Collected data
--- start ---

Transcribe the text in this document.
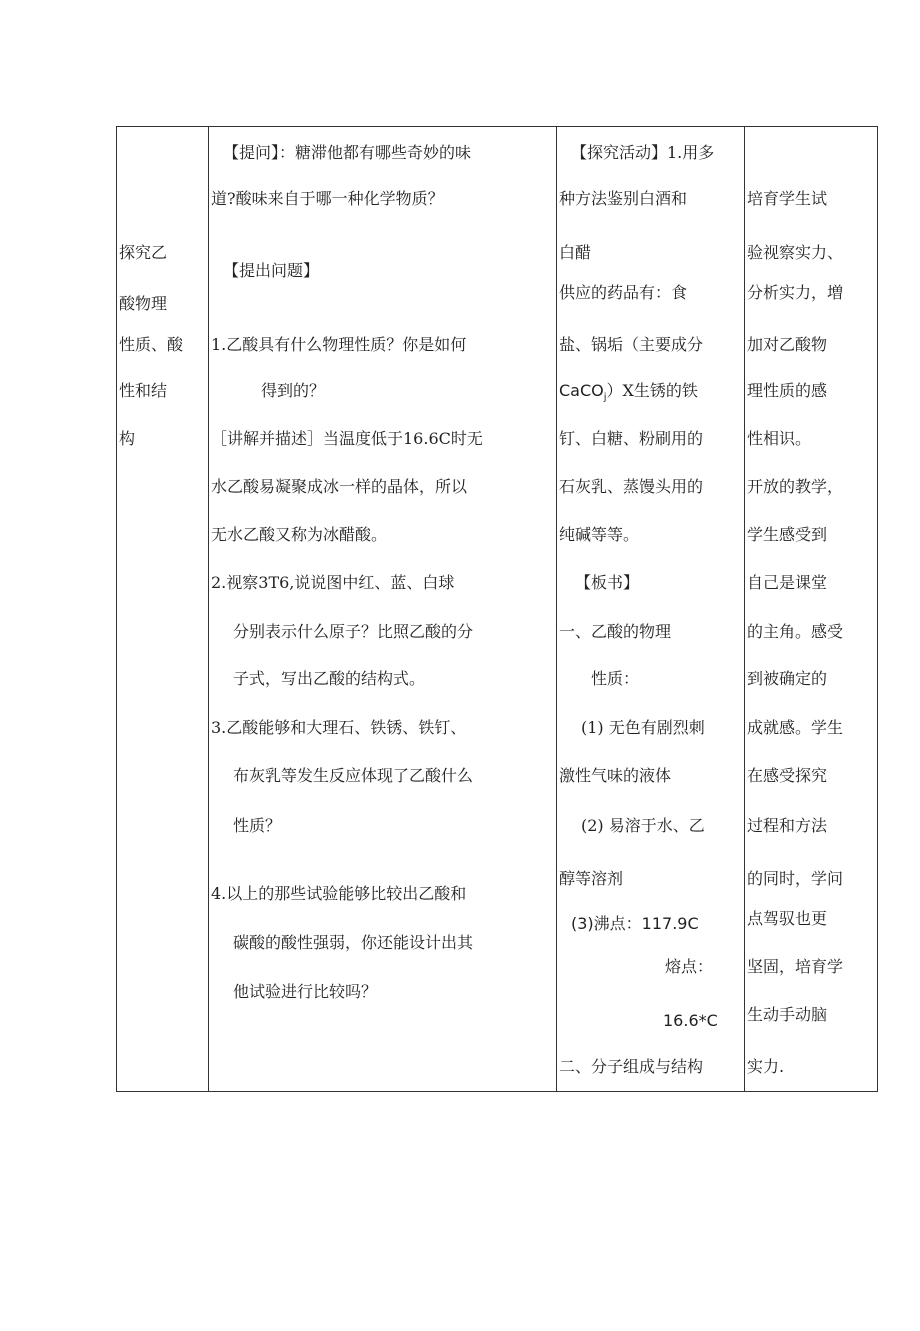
探究乙
酸物理
性质、酸
性和结
构
【提问】：糖滞他都有哪些奇妙的味
道?酸味来自于哪一种化学物质？
【提出问题】
1.乙酸具有什么物理性质？你是如何
得到的？
［讲解并描述］当温度低于16.6C时无
水乙酸易凝聚成冰一样的晶体，所以
无水乙酸又称为冰醋酸。
2.视察3T6,说说图中红、蓝、白球
分别表示什么原子？比照乙酸的分
子式，写出乙酸的结构式。
3.乙酸能够和大理石、铁锈、铁钉、
布灰乳等发生反应体现了乙酸什么
性质？
4.以上的那些试验能够比较出乙酸和
碳酸的酸性强弱，你还能设计出其
他试验进行比较吗？
【探究活动】1.用多
种方法鉴别白酒和
白醋
供应的药品有：食
盐、锅垢（主要成分
CaCO$_j$）X生锈的铁
钉、白糖、粉刷用的
石灰乳、蒸馒头用的
纯碱等等。
【板书】
一、乙酸的物理
性质：
(1) 无色有剧烈刺
激性气味的液体
(2) 易溶于水、乙
醇等溶剂
(3)沸点：117.9C
熔点：
16.6*C
二、分子组成与结构
培育学生试
验视察实力、
分析实力，増
加对乙酸物
理性质的感
性相识。
开放的教学，
学生感受到
自己是课堂
的主角。感受
到被确定的
成就感。学生
在感受探究
过程和方法
的同时，学问
点驾驭也更
坚固，培育学
生动手动脑
实力.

--- end ---

== THE EXERCISE ==
All of the records above must be copied exactly, except for the pictures.

== EXERCISE RESPONSE ==
Transcribe the text in this document.
探究乙
酸物理
性质、酸
性和结
构
【提问】：糖滞他都有哪些奇妙的味
道?酸味来自于哪一种化学物质？
【提出问题】
1.乙酸具有什么物理性质？你是如何
得到的？
［讲解并描述］当温度低于16.6C时无
水乙酸易凝聚成冰一样的晶体，所以
无水乙酸又称为冰醋酸。
2.视察3T6,说说图中红、蓝、白球
分别表示什么原子？比照乙酸的分
子式，写出乙酸的结构式。
3.乙酸能够和大理石、铁锈、铁钉、
布灰乳等发生反应体现了乙酸什么
性质？
4.以上的那些试验能够比较出乙酸和
碳酸的酸性强弱，你还能设计出其
他试验进行比较吗？
【探究活动】1.用多
种方法鉴别白酒和
白醋
供应的药品有：食
盐、锅垢（主要成分
CaCO$_j$）X生锈的铁
钉、白糖、粉刷用的
石灰乳、蒸馒头用的
纯碱等等。
【板书】
一、乙酸的物理
性质：
(1) 无色有剧烈刺
激性气味的液体
(2) 易溶于水、乙
醇等溶剂
(3)沸点：117.9C
熔点：
16.6*C
二、分子组成与结构
培育学生试
验视察实力、
分析实力，増
加对乙酸物
理性质的感
性相识。
开放的教学，
学生感受到
自己是课堂
的主角。感受
到被确定的
成就感。学生
在感受探究
过程和方法
的同时，学问
点驾驭也更
坚固，培育学
生动手动脑
实力.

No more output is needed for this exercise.